*Given problem*: Check each line of the listing for the string "БУЛИ", then state how many lines have it. Only the number is wanted.

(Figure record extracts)

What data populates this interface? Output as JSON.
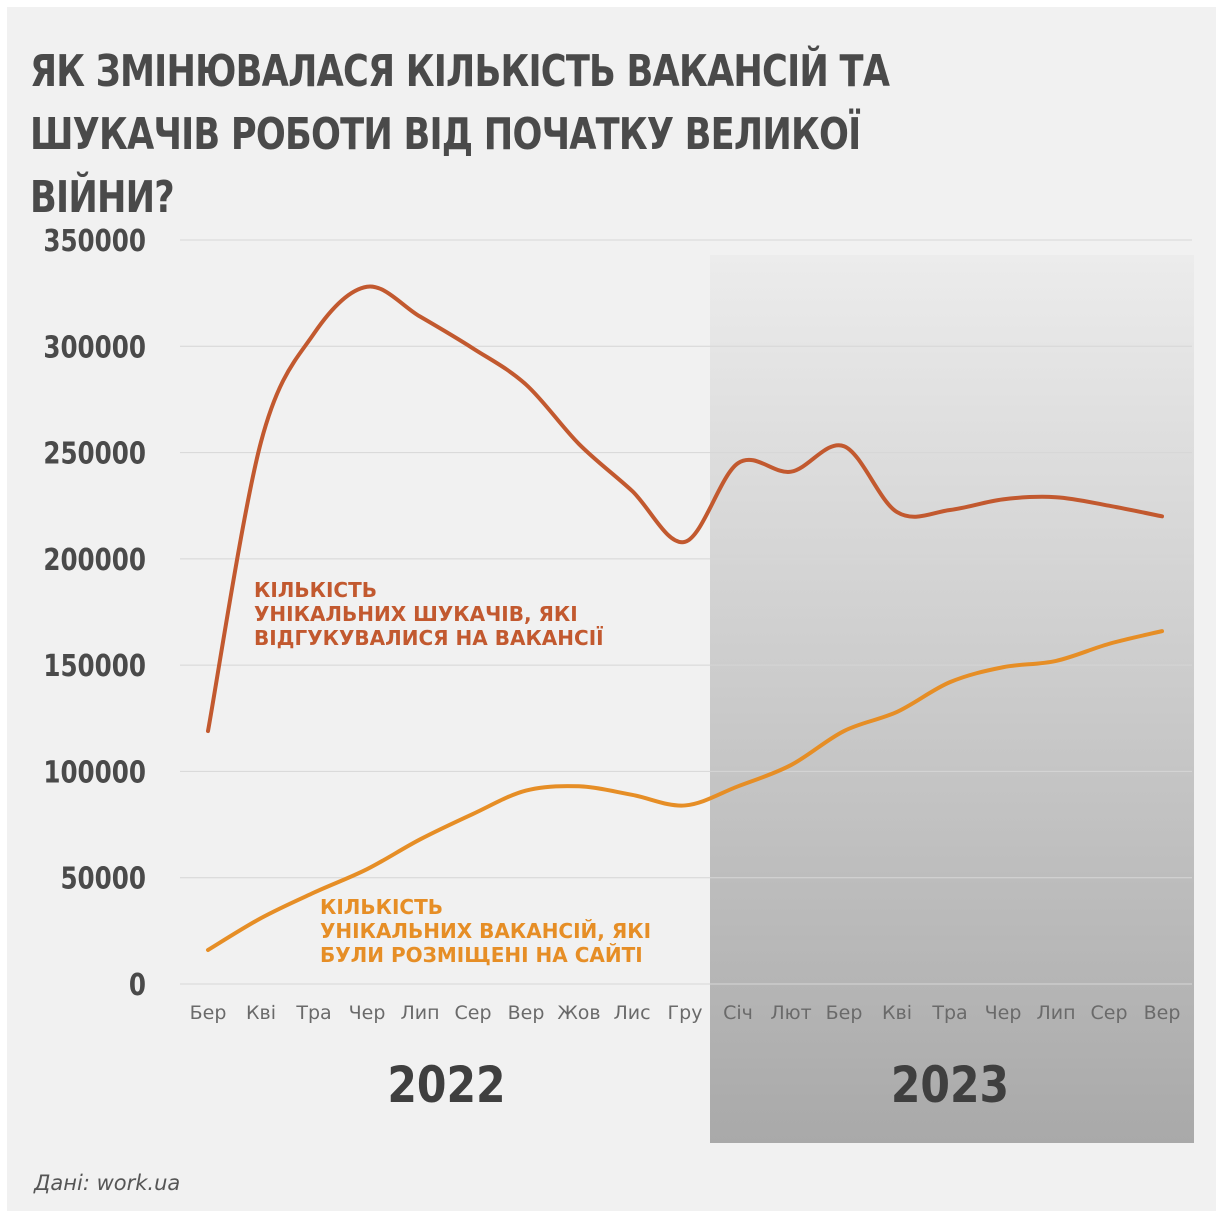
{
  "title": "ЯК ЗМІНЮВАЛАСЯ КІЛЬКІСТЬ ВАКАНСІЙ ТА ШУКАЧІВ РОБОТИ ВІД ПОЧАТКУ ВЕЛИКОЇ ВІЙНИ?",
  "source": "Дані: work.ua",
  "colors": {
    "seekers": "#c2592f",
    "vacancies": "#e68e26",
    "text": "#4a4a4a",
    "grid": "#d6d6d6"
  },
  "chart_data": {
    "type": "line",
    "title": "ЯК ЗМІНЮВАЛАСЯ КІЛЬКІСТЬ ВАКАНСІЙ ТА ШУКАЧІВ РОБОТИ ВІД ПОЧАТКУ ВЕЛИКОЇ ВІЙНИ?",
    "categories": [
      "Бер",
      "Кві",
      "Тра",
      "Чер",
      "Лип",
      "Сер",
      "Вер",
      "Жов",
      "Лис",
      "Гру",
      "Січ",
      "Лют",
      "Бер",
      "Кві",
      "Тра",
      "Чер",
      "Лип",
      "Сер",
      "Вер"
    ],
    "years": [
      {
        "label": "2022",
        "from": 0,
        "to": 9
      },
      {
        "label": "2023",
        "from": 10,
        "to": 18
      }
    ],
    "yticks": [
      0,
      50000,
      100000,
      150000,
      200000,
      250000,
      300000,
      350000
    ],
    "yticks_labels": [
      "0",
      "50000",
      "100000",
      "150000",
      "200000",
      "250000",
      "300000",
      "350000"
    ],
    "ylim": [
      0,
      350000
    ],
    "grid": true,
    "series": [
      {
        "name": "КІЛЬКІСТЬ УНІКАЛЬНИХ ШУКАЧІВ, ЯКІ ВІДГУКУВАЛИСЯ НА ВАКАНСІЇ",
        "label_lines": [
          "КІЛЬКІСТЬ",
          "УНІКАЛЬНИХ ШУКАЧІВ, ЯКІ",
          "ВІДГУКУВАЛИСЯ НА ВАКАНСІЇ"
        ],
        "color": "#c2592f",
        "values": [
          119000,
          255000,
          306000,
          328000,
          314000,
          299000,
          282000,
          254000,
          232000,
          208000,
          245000,
          241000,
          253000,
          222000,
          223000,
          228000,
          229000,
          225000,
          220000
        ]
      },
      {
        "name": "КІЛЬКІСТЬ УНІКАЛЬНИХ ВАКАНСІЙ, ЯКІ БУЛИ РОЗМІЩЕНІ НА САЙТІ",
        "label_lines": [
          "КІЛЬКІСТЬ",
          "УНІКАЛЬНИХ ВАКАНСІЙ, ЯКІ",
          "БУЛИ РОЗМІЩЕНІ НА САЙТІ"
        ],
        "color": "#e68e26",
        "values": [
          16000,
          31000,
          43000,
          54000,
          68000,
          80000,
          91000,
          93000,
          89000,
          84000,
          93000,
          103000,
          119000,
          128000,
          142000,
          149000,
          152000,
          160000,
          166000
        ]
      }
    ]
  }
}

*Exercise output*: 2